Data items
* * * *

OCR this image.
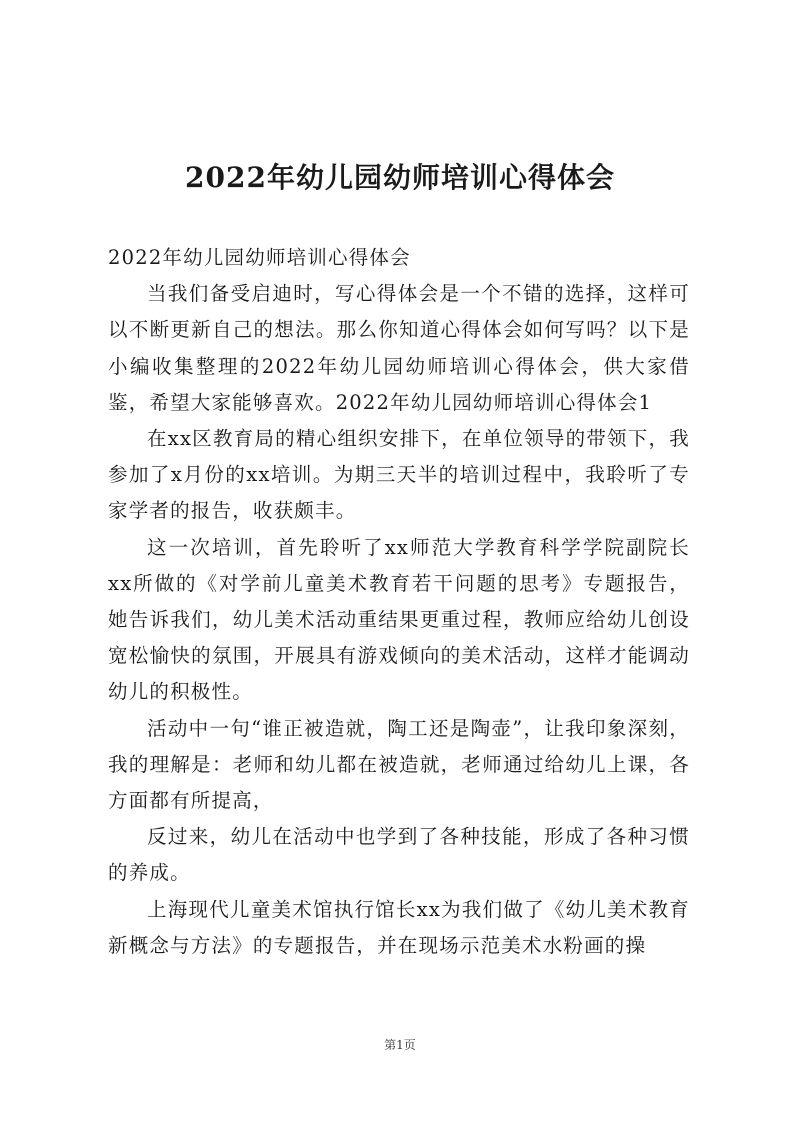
2022年幼儿园幼师培训心得体会

2022年幼儿园幼师培训心得体会

当我们备受启迪时，写心得体会是一个不错的选择，这样可以不断更新自己的想法。那么你知道心得体会如何写吗？以下是小编收集整理的2022年幼儿园幼师培训心得体会，供大家借鉴，希望大家能够喜欢。2022年幼儿园幼师培训心得体会1

在xx区教育局的精心组织安排下，在单位领导的带领下，我参加了x月份的xx培训。为期三天半的培训过程中，我聆听了专家学者的报告，收获颇丰。

这一次培训，首先聆听了xx师范大学教育科学学院副院长xx所做的《对学前儿童美术教育若干问题的思考》专题报告，她告诉我们，幼儿美术活动重结果更重过程，教师应给幼儿创设宽松愉快的氛围，开展具有游戏倾向的美术活动，这样才能调动幼儿的积极性。

活动中一句“谁正被造就，陶工还是陶壶”，让我印象深刻，我的理解是：老师和幼儿都在被造就，老师通过给幼儿上课，各方面都有所提高，

反过来，幼儿在活动中也学到了各种技能，形成了各种习惯的养成。

上海现代儿童美术馆执行馆长xx为我们做了《幼儿美术教育新概念与方法》的专题报告，并在现场示范美术水粉画的操

第1页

* * * *

PROBLEM: Transcribe every record above exactly, leaving out the pictures.

TASK ANSWER:
OCR this image.
2022年幼儿园幼师培训心得体会

2022年幼儿园幼师培训心得体会

当我们备受启迪时，写心得体会是一个不错的选择，这样可以不断更新自己的想法。那么你知道心得体会如何写吗？以下是小编收集整理的2022年幼儿园幼师培训心得体会，供大家借鉴，希望大家能够喜欢。2022年幼儿园幼师培训心得体会1

在xx区教育局的精心组织安排下，在单位领导的带领下，我参加了x月份的xx培训。为期三天半的培训过程中，我聆听了专家学者的报告，收获颇丰。

这一次培训，首先聆听了xx师范大学教育科学学院副院长xx所做的《对学前儿童美术教育若干问题的思考》专题报告，她告诉我们，幼儿美术活动重结果更重过程，教师应给幼儿创设宽松愉快的氛围，开展具有游戏倾向的美术活动，这样才能调动幼儿的积极性。

活动中一句“谁正被造就，陶工还是陶壶”，让我印象深刻，我的理解是：老师和幼儿都在被造就，老师通过给幼儿上课，各方面都有所提高，

反过来，幼儿在活动中也学到了各种技能，形成了各种习惯的养成。

上海现代儿童美术馆执行馆长xx为我们做了《幼儿美术教育新概念与方法》的专题报告，并在现场示范美术水粉画的操

第1页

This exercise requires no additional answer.